Go through the records and give each one again exactly.

Data extract:
+---+

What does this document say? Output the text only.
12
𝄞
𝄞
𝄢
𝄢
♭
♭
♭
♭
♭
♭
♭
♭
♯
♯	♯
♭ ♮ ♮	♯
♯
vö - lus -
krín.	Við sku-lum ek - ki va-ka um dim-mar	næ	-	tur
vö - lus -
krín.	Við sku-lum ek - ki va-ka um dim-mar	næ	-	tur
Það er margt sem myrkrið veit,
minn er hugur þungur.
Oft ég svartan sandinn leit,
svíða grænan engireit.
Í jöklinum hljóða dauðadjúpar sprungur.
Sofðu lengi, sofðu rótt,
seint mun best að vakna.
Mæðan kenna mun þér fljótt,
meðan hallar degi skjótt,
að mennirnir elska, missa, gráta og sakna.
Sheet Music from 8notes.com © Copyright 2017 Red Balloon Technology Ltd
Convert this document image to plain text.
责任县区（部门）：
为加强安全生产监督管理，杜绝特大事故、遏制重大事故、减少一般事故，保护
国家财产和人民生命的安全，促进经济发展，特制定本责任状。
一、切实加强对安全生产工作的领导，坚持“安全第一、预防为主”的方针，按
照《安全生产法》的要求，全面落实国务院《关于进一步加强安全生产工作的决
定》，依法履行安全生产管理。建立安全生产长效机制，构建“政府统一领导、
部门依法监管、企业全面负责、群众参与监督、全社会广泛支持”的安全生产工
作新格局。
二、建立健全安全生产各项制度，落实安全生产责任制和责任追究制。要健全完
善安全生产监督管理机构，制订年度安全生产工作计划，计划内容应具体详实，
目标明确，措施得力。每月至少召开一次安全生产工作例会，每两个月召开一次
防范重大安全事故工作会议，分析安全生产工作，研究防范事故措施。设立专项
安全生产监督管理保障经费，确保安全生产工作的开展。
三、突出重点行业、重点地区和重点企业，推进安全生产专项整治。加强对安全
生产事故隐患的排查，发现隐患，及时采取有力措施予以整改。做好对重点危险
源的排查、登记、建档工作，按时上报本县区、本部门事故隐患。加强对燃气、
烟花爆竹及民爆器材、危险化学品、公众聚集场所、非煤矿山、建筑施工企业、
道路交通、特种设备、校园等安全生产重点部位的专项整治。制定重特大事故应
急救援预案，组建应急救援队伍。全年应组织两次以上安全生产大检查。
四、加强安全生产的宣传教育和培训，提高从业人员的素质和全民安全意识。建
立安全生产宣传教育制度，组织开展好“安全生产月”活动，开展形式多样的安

+---+

Reply:
What does this document say? Output the text only.
12
𝄞
𝄞
𝄢
𝄢
♭
♭
♭
♭
♭
♭
♭
♭
♯
♯	♯
♭ ♮ ♮	♯
♯
vö - lus -
krín.	Við sku-lum ek - ki va-ka um dim-mar	næ	-	tur
vö - lus -
krín.	Við sku-lum ek - ki va-ka um dim-mar	næ	-	tur
Það er margt sem myrkrið veit,
minn er hugur þungur.
Oft ég svartan sandinn leit,
svíða grænan engireit.
Í jöklinum hljóða dauðadjúpar sprungur.
Sofðu lengi, sofðu rótt,
seint mun best að vakna.
Mæðan kenna mun þér fljótt,
meðan hallar degi skjótt,
að mennirnir elska, missa, gráta og sakna.
Sheet Music from 8notes.com © Copyright 2017 Red Balloon Technology Ltd
Convert this document image to plain text.
责任县区（部门）：
为加强安全生产监督管理，杜绝特大事故、遏制重大事故、减少一般事故，保护
国家财产和人民生命的安全，促进经济发展，特制定本责任状。
一、切实加强对安全生产工作的领导，坚持“安全第一、预防为主”的方针，按
照《安全生产法》的要求，全面落实国务院《关于进一步加强安全生产工作的决
定》，依法履行安全生产管理。建立安全生产长效机制，构建“政府统一领导、
部门依法监管、企业全面负责、群众参与监督、全社会广泛支持”的安全生产工
作新格局。
二、建立健全安全生产各项制度，落实安全生产责任制和责任追究制。要健全完
善安全生产监督管理机构，制订年度安全生产工作计划，计划内容应具体详实，
目标明确，措施得力。每月至少召开一次安全生产工作例会，每两个月召开一次
防范重大安全事故工作会议，分析安全生产工作，研究防范事故措施。设立专项
安全生产监督管理保障经费，确保安全生产工作的开展。
三、突出重点行业、重点地区和重点企业，推进安全生产专项整治。加强对安全
生产事故隐患的排查，发现隐患，及时采取有力措施予以整改。做好对重点危险
源的排查、登记、建档工作，按时上报本县区、本部门事故隐患。加强对燃气、
烟花爆竹及民爆器材、危险化学品、公众聚集场所、非煤矿山、建筑施工企业、
道路交通、特种设备、校园等安全生产重点部位的专项整治。制定重特大事故应
急救援预案，组建应急救援队伍。全年应组织两次以上安全生产大检查。
四、加强安全生产的宣传教育和培训，提高从业人员的素质和全民安全意识。建
立安全生产宣传教育制度，组织开展好“安全生产月”活动，开展形式多样的安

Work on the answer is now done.